— Zu erledigende Aufgaben —
1 – Bitte schreiben Sie einen Abschnitt aus dem Textauszug wortgetreu ab. Beginnen Sie bei den Worten "Weder Impfung noch" und hören Sie nach "wie eine Impfung." auf.
2 – Nennen Sie alle Zahlen, die im Textauszug in Ziffern stehen, jede nur einmal.
3 – Beantworten Sie anhand des Textauszugs:
(a) Wodurch wird Dengue übertragen?
(b) Wie viele Personen infizierten sich 2021 in den USA mit West-Nil-Fieber?
(c) Wodurch werden Dengue- und West-Nil-Fieber ausgelöst?

======== Textauszug ========

In Europa, warnt May, könnten sowohl das Dengue- als auch das West-Nil-Fieber in den kommenden Jahren zu Problemen führen. „Dengue steht bei uns praktisch vor der Tür“, sagt May. Es wird durch Mücken übertragen, die bei wärmerem Wetter hier heimisch werden könnten, Klimakrise sei Dank. Vereinzelt gibt es auch schon Dengue-Mücken in Deutschland.
Weder Impfung noch Medikamente
Neben Fieber verursacht Dengue eine spezifische Hautrötung, an der die Krankheit zu erkennen ist. Besonders gefährlich wird es, wenn eine Person mit mehreren Typen des Fiebers infiziert ist, dann drohen starke innere Blutungen. Die muss die betroffene Person dann irgendwie überstehen, ohne Medikamente. Die gibt es ebenso wenig wie eine Impfung.
West-Nil-Fieber ist in den USA bereits verbreitet. 2021 infizierten sich 2.695 Personen damit, 191 starben daran. Auch in Ostdeutschland gab es 2021 ebenfalls vereinzelte Fälle. West-Nil-Fieber kann zu Lähmungen führen, die in seltenen Fällen tödlich für die Betroffenen sind. Auch gegen das West-Nil-Fieber gibt es weder eine Impfung noch Medikamente.
Woran liegt das? Zum einen an den Krankheiten selbst. Dengue- und West-Nil-Fieber werden durch Viren ausgelöst. Viren machen den Körper krank, indem sie in die Zellen eindringen und dort das Genom verändern. Medikamente dürfen nicht die körpereigenen Zellen angreifen, um das Virus zu töten.
Impfungen scheiterten oft daran, dass es weder genug Mittel noch Interesse gebe, sagt May. Meist beginne die Pharmaindustrie erst mit der Arbeit, wenn Reisende aus dem globalen Norden betroffen seien. Denn dann gebe es einen Markt. „Bei den Erkrankungen, die nur in den Tropen zu Hause sind, kümmert sich keiner drum“, sagt May.

======== Bereitgestelltes Material ========

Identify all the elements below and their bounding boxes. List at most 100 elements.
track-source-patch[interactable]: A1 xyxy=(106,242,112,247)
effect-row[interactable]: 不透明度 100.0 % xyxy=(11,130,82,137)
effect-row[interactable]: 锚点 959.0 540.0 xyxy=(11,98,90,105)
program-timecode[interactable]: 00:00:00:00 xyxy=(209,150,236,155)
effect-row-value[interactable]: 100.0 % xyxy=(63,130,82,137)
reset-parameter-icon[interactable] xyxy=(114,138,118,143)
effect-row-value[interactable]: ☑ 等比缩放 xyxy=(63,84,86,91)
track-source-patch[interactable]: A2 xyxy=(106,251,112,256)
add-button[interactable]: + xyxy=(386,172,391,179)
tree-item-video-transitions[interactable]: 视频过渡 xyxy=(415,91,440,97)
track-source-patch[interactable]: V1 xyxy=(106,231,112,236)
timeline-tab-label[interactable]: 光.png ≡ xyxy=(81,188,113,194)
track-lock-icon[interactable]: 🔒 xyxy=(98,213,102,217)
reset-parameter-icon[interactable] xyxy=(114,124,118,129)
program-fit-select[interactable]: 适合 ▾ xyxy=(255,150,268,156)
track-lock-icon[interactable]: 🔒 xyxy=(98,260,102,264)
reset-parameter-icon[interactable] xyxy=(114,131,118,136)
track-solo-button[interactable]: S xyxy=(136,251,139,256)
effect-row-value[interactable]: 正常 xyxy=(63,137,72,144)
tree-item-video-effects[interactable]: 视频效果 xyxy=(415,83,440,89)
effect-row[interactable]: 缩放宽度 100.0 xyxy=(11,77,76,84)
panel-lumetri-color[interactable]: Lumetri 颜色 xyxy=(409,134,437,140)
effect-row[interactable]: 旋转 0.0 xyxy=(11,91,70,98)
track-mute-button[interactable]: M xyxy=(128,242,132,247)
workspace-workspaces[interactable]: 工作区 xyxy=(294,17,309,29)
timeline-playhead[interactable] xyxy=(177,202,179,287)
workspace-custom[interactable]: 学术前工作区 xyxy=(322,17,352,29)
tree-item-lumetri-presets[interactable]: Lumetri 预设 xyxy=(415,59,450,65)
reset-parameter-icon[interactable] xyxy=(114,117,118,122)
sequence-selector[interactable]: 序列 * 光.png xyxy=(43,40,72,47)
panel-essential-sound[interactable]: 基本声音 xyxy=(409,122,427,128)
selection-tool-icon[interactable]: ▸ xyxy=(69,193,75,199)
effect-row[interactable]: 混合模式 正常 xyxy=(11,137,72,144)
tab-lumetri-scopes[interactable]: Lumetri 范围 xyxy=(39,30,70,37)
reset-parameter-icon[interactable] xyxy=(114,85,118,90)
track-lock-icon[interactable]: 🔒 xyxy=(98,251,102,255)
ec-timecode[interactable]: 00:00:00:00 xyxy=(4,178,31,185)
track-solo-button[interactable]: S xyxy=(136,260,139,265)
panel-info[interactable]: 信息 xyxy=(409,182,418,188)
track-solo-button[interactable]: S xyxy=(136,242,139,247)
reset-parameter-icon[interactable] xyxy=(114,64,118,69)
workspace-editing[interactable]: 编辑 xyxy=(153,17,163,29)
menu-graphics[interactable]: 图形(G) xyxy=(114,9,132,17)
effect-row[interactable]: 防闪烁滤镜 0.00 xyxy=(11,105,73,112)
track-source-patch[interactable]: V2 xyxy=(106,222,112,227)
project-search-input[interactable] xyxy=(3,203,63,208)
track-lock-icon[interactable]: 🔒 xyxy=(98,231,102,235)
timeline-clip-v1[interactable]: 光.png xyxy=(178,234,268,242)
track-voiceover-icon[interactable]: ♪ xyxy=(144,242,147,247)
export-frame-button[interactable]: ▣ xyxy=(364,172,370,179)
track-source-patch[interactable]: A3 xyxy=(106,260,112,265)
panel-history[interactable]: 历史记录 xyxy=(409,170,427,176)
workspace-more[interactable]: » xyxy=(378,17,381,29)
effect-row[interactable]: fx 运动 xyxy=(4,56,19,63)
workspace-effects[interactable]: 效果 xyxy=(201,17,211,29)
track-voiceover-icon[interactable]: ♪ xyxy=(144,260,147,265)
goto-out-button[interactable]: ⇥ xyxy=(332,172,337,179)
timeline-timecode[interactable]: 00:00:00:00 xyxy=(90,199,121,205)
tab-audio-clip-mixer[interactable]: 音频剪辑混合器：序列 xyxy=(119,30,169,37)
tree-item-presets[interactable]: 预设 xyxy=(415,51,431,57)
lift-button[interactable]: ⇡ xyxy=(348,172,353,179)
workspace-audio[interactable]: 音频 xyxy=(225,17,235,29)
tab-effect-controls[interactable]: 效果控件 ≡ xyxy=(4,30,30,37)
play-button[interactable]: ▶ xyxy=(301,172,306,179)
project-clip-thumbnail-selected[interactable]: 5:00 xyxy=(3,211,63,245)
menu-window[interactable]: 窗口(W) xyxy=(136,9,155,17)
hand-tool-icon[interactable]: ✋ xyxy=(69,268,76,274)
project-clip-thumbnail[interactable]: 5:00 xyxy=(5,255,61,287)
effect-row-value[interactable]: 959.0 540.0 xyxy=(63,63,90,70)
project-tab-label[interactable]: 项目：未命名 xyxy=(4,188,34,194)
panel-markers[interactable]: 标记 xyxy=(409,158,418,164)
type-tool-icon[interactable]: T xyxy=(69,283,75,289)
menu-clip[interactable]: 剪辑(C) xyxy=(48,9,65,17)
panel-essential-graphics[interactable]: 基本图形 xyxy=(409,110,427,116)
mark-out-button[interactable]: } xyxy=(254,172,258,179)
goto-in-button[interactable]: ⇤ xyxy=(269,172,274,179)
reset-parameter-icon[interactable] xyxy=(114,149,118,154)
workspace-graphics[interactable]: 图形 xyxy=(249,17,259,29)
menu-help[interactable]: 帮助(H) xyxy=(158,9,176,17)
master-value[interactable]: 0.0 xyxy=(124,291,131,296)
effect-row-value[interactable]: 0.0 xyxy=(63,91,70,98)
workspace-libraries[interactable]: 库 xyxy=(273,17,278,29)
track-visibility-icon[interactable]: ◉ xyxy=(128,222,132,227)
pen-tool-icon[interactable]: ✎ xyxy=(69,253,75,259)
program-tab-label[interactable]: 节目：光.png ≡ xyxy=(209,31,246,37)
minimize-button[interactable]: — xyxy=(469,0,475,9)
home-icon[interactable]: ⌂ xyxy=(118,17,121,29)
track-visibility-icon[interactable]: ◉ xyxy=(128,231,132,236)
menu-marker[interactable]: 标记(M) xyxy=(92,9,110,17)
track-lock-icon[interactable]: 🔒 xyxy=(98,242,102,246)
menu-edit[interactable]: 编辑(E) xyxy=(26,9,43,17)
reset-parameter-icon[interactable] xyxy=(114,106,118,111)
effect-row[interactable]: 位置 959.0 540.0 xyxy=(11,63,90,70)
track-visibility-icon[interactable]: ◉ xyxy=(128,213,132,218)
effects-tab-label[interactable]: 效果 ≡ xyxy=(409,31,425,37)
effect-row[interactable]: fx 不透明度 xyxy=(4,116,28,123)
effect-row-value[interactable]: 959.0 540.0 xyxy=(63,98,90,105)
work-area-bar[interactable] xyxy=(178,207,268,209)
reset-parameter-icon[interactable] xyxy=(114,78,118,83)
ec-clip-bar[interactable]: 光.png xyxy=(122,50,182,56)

========

— Schriftliche Antworten —
1 –
Weder Impfung noch Medikamente
Neben Fieber verursacht Dengue eine spezifische Hautrötung, an der die Krankheit zu erkennen ist. Besonders gefährlich wird es, wenn eine Person mit mehreren Typen des Fiebers infiziert ist, dann drohen starke innere Blutungen. Die muss die betroffene Person dann irgendwie überstehen, ohne Medikamente. Die gibt es ebenso wenig wie eine Impfung.

2 – 2021, 2.695, 191

3 –
(a) Durch Mücken.
(b) 2.695 Personen.
(c) Durch Viren.